**Input rows**.

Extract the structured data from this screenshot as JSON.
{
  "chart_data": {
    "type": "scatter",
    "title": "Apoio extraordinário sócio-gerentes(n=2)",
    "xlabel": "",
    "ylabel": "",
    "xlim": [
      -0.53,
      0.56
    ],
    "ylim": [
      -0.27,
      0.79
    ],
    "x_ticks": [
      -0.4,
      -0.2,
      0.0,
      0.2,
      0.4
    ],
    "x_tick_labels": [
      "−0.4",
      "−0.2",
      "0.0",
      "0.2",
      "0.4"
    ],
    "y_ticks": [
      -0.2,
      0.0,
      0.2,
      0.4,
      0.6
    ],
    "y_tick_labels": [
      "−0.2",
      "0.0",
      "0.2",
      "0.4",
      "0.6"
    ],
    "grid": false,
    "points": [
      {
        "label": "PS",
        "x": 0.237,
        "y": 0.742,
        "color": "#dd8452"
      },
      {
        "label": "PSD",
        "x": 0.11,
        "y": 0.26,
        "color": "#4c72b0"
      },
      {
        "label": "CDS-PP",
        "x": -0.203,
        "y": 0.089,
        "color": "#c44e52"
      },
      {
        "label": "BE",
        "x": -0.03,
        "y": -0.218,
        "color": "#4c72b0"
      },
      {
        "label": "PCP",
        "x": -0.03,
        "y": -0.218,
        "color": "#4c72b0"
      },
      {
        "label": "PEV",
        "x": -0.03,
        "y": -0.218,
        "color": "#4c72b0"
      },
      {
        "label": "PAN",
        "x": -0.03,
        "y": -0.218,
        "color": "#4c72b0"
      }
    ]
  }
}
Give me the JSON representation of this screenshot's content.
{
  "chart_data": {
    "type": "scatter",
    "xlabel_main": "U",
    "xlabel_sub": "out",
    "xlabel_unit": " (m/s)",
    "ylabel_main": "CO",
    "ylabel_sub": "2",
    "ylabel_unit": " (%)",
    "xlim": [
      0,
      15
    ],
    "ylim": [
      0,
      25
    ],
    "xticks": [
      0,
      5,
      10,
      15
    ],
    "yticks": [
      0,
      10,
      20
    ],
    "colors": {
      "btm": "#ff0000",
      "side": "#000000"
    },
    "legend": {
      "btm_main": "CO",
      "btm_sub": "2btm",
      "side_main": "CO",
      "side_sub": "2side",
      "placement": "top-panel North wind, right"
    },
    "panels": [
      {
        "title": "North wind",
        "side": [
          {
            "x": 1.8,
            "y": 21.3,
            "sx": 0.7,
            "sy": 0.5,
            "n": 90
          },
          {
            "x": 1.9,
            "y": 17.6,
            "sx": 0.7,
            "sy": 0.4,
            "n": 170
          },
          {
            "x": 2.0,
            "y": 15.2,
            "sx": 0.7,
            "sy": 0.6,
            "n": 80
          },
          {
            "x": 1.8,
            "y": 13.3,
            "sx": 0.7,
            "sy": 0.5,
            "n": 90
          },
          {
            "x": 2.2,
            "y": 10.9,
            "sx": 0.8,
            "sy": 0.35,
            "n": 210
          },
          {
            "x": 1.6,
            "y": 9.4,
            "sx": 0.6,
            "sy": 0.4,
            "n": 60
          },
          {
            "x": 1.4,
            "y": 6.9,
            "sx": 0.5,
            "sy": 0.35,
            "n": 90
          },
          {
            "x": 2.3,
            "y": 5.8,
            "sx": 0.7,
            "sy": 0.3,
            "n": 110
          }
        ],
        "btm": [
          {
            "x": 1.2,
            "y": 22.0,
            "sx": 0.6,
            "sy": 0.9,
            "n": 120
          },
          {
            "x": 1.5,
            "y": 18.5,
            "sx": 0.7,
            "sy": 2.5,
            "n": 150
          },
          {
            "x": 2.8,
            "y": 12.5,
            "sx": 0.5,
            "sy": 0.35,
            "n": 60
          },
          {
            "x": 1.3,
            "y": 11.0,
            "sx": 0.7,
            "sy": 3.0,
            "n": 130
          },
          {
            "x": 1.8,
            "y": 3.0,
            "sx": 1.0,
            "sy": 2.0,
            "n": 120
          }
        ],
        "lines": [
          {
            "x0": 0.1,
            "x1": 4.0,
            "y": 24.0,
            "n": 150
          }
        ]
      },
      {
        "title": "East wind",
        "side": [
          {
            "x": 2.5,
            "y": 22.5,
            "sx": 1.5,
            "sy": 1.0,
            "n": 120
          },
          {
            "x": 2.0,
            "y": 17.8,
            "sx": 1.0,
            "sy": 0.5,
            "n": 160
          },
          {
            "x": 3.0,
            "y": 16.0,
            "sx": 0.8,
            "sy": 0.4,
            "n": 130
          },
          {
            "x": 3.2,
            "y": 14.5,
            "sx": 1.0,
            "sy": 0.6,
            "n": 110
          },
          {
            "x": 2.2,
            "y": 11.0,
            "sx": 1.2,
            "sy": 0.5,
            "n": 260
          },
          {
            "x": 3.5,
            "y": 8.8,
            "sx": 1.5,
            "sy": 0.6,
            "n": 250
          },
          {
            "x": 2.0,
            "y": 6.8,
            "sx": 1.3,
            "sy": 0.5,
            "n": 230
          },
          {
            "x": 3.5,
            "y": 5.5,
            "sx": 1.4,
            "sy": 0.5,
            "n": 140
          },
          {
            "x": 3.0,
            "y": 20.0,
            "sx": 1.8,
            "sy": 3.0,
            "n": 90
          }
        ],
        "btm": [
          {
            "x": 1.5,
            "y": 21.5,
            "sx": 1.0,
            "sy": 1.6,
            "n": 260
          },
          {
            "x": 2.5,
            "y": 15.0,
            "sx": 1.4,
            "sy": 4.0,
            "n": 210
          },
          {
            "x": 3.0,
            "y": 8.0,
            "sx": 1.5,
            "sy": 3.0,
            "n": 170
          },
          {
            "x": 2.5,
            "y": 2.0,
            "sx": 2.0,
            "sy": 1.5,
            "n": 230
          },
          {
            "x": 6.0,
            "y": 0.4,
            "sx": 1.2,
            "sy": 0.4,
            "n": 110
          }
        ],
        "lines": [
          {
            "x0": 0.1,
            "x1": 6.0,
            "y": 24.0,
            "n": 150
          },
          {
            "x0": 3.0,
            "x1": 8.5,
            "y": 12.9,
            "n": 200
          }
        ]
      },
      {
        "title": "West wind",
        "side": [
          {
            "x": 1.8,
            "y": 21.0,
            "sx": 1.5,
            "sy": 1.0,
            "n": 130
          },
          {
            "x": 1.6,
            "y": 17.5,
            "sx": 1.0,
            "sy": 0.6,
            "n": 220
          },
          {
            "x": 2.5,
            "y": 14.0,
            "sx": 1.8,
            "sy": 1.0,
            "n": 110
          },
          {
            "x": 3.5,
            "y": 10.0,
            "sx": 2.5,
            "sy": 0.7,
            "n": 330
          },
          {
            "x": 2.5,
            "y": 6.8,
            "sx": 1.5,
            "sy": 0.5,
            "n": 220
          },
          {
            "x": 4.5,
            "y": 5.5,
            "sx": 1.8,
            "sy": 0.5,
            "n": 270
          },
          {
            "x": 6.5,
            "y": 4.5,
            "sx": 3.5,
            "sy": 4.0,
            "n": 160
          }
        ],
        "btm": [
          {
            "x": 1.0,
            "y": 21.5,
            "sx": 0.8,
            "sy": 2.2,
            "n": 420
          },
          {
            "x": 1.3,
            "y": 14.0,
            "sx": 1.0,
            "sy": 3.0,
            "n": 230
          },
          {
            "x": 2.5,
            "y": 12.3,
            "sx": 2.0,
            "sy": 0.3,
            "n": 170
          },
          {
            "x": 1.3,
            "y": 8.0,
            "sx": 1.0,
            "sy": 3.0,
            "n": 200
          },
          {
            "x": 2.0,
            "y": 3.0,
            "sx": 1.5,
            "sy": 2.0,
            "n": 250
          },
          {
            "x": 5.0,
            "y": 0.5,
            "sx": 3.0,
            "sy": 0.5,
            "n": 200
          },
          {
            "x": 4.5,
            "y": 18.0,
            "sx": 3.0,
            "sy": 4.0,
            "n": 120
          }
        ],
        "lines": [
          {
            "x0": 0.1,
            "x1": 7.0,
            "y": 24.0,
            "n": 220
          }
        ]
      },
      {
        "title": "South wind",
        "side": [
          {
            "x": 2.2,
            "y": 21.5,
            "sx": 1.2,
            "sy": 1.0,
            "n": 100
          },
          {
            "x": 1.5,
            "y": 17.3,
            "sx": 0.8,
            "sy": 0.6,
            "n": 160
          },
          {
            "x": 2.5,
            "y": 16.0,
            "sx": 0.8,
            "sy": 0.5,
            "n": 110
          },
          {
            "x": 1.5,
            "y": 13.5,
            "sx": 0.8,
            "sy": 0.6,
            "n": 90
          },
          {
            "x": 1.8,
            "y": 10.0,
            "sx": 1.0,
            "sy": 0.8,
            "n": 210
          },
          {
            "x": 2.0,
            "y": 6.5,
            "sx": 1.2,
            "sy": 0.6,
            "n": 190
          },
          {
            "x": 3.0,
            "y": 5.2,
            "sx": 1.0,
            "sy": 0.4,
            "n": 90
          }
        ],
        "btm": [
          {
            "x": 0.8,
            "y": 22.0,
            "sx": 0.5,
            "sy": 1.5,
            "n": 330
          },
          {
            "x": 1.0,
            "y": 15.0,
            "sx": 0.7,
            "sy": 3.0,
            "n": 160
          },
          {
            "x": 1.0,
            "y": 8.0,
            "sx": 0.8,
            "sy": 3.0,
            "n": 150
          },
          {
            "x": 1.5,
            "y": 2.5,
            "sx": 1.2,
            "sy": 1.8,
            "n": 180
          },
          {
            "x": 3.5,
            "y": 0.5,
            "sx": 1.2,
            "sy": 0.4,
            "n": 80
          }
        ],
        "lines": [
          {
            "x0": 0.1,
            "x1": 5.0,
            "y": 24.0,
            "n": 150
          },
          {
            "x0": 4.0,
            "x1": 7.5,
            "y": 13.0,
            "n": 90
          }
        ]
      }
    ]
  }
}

**Short problem**. Scan the lines for the string "screenshot". Pick out every line that has it.

**Answer to this task**.
Extract the structured data from this screenshot as JSON.
Give me the JSON representation of this screenshot's content.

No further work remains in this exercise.